━━━ EXTRACTED RECORDS

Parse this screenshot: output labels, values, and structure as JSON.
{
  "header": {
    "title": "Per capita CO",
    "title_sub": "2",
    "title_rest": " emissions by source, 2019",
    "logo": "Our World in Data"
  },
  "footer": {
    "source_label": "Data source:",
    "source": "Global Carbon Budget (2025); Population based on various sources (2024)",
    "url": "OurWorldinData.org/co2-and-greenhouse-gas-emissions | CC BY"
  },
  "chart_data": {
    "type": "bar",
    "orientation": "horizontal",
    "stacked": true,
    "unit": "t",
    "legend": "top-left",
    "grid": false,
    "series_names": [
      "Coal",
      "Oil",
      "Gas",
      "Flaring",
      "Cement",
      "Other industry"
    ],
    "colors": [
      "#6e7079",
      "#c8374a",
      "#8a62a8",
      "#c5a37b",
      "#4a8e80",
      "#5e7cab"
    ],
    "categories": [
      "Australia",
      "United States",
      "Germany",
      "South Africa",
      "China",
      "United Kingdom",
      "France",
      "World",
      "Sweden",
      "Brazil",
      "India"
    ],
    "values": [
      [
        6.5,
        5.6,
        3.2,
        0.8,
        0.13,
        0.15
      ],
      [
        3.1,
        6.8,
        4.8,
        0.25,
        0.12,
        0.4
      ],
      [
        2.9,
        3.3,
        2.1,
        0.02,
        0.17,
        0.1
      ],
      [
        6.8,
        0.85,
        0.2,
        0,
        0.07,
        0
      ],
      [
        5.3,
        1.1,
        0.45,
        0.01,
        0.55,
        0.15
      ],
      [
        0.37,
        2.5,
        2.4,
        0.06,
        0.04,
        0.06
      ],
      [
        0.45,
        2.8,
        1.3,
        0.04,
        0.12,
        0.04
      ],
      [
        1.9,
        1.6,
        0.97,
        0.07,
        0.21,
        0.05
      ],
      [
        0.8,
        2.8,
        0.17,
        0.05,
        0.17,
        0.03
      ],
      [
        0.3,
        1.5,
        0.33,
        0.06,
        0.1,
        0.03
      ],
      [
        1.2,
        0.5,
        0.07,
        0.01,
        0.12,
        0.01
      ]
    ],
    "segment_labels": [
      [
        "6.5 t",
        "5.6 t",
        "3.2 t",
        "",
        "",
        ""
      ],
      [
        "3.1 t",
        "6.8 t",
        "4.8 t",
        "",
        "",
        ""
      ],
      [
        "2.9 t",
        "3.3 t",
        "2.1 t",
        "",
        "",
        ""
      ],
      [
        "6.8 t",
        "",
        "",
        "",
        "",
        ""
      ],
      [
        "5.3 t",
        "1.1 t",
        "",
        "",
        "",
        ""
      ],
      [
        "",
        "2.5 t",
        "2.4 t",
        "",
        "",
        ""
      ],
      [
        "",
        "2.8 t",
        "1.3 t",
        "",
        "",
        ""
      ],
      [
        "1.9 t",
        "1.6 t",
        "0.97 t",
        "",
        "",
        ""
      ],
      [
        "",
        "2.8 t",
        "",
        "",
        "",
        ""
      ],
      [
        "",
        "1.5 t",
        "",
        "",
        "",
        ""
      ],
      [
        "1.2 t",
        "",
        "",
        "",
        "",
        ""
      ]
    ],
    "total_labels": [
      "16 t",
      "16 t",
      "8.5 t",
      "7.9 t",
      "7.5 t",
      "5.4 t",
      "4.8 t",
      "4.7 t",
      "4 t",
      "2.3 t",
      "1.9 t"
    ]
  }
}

━━━━━━

Reproduce all the records precisely.

RESPONSE TO THIS TASK —
Parse this screenshot: output labels, values, and structure as JSON.
{
  "header": {
    "title": "Per capita CO",
    "title_sub": "2",
    "title_rest": " emissions by source, 2019",
    "logo": "Our World in Data"
  },
  "footer": {
    "source_label": "Data source:",
    "source": "Global Carbon Budget (2025); Population based on various sources (2024)",
    "url": "OurWorldinData.org/co2-and-greenhouse-gas-emissions | CC BY"
  },
  "chart_data": {
    "type": "bar",
    "orientation": "horizontal",
    "stacked": true,
    "unit": "t",
    "legend": "top-left",
    "grid": false,
    "series_names": [
      "Coal",
      "Oil",
      "Gas",
      "Flaring",
      "Cement",
      "Other industry"
    ],
    "colors": [
      "#6e7079",
      "#c8374a",
      "#8a62a8",
      "#c5a37b",
      "#4a8e80",
      "#5e7cab"
    ],
    "categories": [
      "Australia",
      "United States",
      "Germany",
      "South Africa",
      "China",
      "United Kingdom",
      "France",
      "World",
      "Sweden",
      "Brazil",
      "India"
    ],
    "values": [
      [
        6.5,
        5.6,
        3.2,
        0.8,
        0.13,
        0.15
      ],
      [
        3.1,
        6.8,
        4.8,
        0.25,
        0.12,
        0.4
      ],
      [
        2.9,
        3.3,
        2.1,
        0.02,
        0.17,
        0.1
      ],
      [
        6.8,
        0.85,
        0.2,
        0,
        0.07,
        0
      ],
      [
        5.3,
        1.1,
        0.45,
        0.01,
        0.55,
        0.15
      ],
      [
        0.37,
        2.5,
        2.4,
        0.06,
        0.04,
        0.06
      ],
      [
        0.45,
        2.8,
        1.3,
        0.04,
        0.12,
        0.04
      ],
      [
        1.9,
        1.6,
        0.97,
        0.07,
        0.21,
        0.05
      ],
      [
        0.8,
        2.8,
        0.17,
        0.05,
        0.17,
        0.03
      ],
      [
        0.3,
        1.5,
        0.33,
        0.06,
        0.1,
        0.03
      ],
      [
        1.2,
        0.5,
        0.07,
        0.01,
        0.12,
        0.01
      ]
    ],
    "segment_labels": [
      [
        "6.5 t",
        "5.6 t",
        "3.2 t",
        "",
        "",
        ""
      ],
      [
        "3.1 t",
        "6.8 t",
        "4.8 t",
        "",
        "",
        ""
      ],
      [
        "2.9 t",
        "3.3 t",
        "2.1 t",
        "",
        "",
        ""
      ],
      [
        "6.8 t",
        "",
        "",
        "",
        "",
        ""
      ],
      [
        "5.3 t",
        "1.1 t",
        "",
        "",
        "",
        ""
      ],
      [
        "",
        "2.5 t",
        "2.4 t",
        "",
        "",
        ""
      ],
      [
        "",
        "2.8 t",
        "1.3 t",
        "",
        "",
        ""
      ],
      [
        "1.9 t",
        "1.6 t",
        "0.97 t",
        "",
        "",
        ""
      ],
      [
        "",
        "2.8 t",
        "",
        "",
        "",
        ""
      ],
      [
        "",
        "1.5 t",
        "",
        "",
        "",
        ""
      ],
      [
        "1.2 t",
        "",
        "",
        "",
        "",
        ""
      ]
    ],
    "total_labels": [
      "16 t",
      "16 t",
      "8.5 t",
      "7.9 t",
      "7.5 t",
      "5.4 t",
      "4.8 t",
      "4.7 t",
      "4 t",
      "2.3 t",
      "1.9 t"
    ]
  }
}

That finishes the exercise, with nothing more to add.